**WRITTEN INSTRUCTION:** Every record that follows should be printed verbatim.

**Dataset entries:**
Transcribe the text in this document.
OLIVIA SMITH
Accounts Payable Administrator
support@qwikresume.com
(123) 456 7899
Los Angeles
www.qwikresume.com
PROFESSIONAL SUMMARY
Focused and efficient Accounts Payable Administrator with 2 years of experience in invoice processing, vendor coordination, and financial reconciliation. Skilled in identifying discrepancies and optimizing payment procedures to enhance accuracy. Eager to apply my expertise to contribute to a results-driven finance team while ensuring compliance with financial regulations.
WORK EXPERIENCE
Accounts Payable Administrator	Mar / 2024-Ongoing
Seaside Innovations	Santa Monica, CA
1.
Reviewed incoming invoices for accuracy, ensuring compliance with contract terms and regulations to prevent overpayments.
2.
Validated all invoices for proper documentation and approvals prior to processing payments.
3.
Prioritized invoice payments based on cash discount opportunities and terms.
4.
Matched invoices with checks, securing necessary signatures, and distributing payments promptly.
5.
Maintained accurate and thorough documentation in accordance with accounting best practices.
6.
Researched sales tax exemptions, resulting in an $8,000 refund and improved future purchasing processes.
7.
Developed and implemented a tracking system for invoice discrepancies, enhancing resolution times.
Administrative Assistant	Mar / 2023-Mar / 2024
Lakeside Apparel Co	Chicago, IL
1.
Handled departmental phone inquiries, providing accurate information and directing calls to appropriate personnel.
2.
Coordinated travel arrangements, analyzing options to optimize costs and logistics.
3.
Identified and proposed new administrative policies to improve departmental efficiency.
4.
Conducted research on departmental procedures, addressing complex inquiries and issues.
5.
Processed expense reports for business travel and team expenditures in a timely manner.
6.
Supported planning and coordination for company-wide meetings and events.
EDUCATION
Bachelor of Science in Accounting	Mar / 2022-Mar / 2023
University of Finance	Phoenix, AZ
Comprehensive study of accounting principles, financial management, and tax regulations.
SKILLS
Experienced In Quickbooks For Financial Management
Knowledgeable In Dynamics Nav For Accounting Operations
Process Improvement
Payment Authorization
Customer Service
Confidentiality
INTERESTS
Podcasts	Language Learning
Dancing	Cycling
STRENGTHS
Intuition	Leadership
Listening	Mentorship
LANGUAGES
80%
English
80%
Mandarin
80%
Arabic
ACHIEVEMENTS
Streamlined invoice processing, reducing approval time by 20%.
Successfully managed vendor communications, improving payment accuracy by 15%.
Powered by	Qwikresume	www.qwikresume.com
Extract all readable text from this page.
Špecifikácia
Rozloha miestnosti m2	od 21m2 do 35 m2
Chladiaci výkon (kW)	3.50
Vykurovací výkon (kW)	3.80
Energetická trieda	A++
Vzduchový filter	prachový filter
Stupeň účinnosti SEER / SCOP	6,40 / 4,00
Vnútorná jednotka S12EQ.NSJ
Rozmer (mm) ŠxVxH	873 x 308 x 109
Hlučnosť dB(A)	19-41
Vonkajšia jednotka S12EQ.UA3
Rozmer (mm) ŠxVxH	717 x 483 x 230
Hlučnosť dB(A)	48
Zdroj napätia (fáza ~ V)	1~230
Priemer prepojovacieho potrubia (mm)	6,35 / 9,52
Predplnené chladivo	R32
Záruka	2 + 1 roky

**OUTPUT FOR THIS EXERCISE:**
Transcribe the text in this document.
OLIVIA SMITH
Accounts Payable Administrator
support@qwikresume.com
(123) 456 7899
Los Angeles
www.qwikresume.com
PROFESSIONAL SUMMARY
Focused and efficient Accounts Payable Administrator with 2 years of experience in invoice processing, vendor coordination, and financial reconciliation. Skilled in identifying discrepancies and optimizing payment procedures to enhance accuracy. Eager to apply my expertise to contribute to a results-driven finance team while ensuring compliance with financial regulations.
WORK EXPERIENCE
Accounts Payable Administrator	Mar / 2024-Ongoing
Seaside Innovations	Santa Monica, CA
1.
Reviewed incoming invoices for accuracy, ensuring compliance with contract terms and regulations to prevent overpayments.
2.
Validated all invoices for proper documentation and approvals prior to processing payments.
3.
Prioritized invoice payments based on cash discount opportunities and terms.
4.
Matched invoices with checks, securing necessary signatures, and distributing payments promptly.
5.
Maintained accurate and thorough documentation in accordance with accounting best practices.
6.
Researched sales tax exemptions, resulting in an $8,000 refund and improved future purchasing processes.
7.
Developed and implemented a tracking system for invoice discrepancies, enhancing resolution times.
Administrative Assistant	Mar / 2023-Mar / 2024
Lakeside Apparel Co	Chicago, IL
1.
Handled departmental phone inquiries, providing accurate information and directing calls to appropriate personnel.
2.
Coordinated travel arrangements, analyzing options to optimize costs and logistics.
3.
Identified and proposed new administrative policies to improve departmental efficiency.
4.
Conducted research on departmental procedures, addressing complex inquiries and issues.
5.
Processed expense reports for business travel and team expenditures in a timely manner.
6.
Supported planning and coordination for company-wide meetings and events.
EDUCATION
Bachelor of Science in Accounting	Mar / 2022-Mar / 2023
University of Finance	Phoenix, AZ
Comprehensive study of accounting principles, financial management, and tax regulations.
SKILLS
Experienced In Quickbooks For Financial Management
Knowledgeable In Dynamics Nav For Accounting Operations
Process Improvement
Payment Authorization
Customer Service
Confidentiality
INTERESTS
Podcasts	Language Learning
Dancing	Cycling
STRENGTHS
Intuition	Leadership
Listening	Mentorship
LANGUAGES
80%
English
80%
Mandarin
80%
Arabic
ACHIEVEMENTS
Streamlined invoice processing, reducing approval time by 20%.
Successfully managed vendor communications, improving payment accuracy by 15%.
Powered by	Qwikresume	www.qwikresume.com
Extract all readable text from this page.
Špecifikácia
Rozloha miestnosti m2	od 21m2 do 35 m2
Chladiaci výkon (kW)	3.50
Vykurovací výkon (kW)	3.80
Energetická trieda	A++
Vzduchový filter	prachový filter
Stupeň účinnosti SEER / SCOP	6,40 / 4,00
Vnútorná jednotka S12EQ.NSJ
Rozmer (mm) ŠxVxH	873 x 308 x 109
Hlučnosť dB(A)	19-41
Vonkajšia jednotka S12EQ.UA3
Rozmer (mm) ŠxVxH	717 x 483 x 230
Hlučnosť dB(A)	48
Zdroj napätia (fáza ~ V)	1~230
Priemer prepojovacieho potrubia (mm)	6,35 / 9,52
Predplnené chladivo	R32
Záruka	2 + 1 roky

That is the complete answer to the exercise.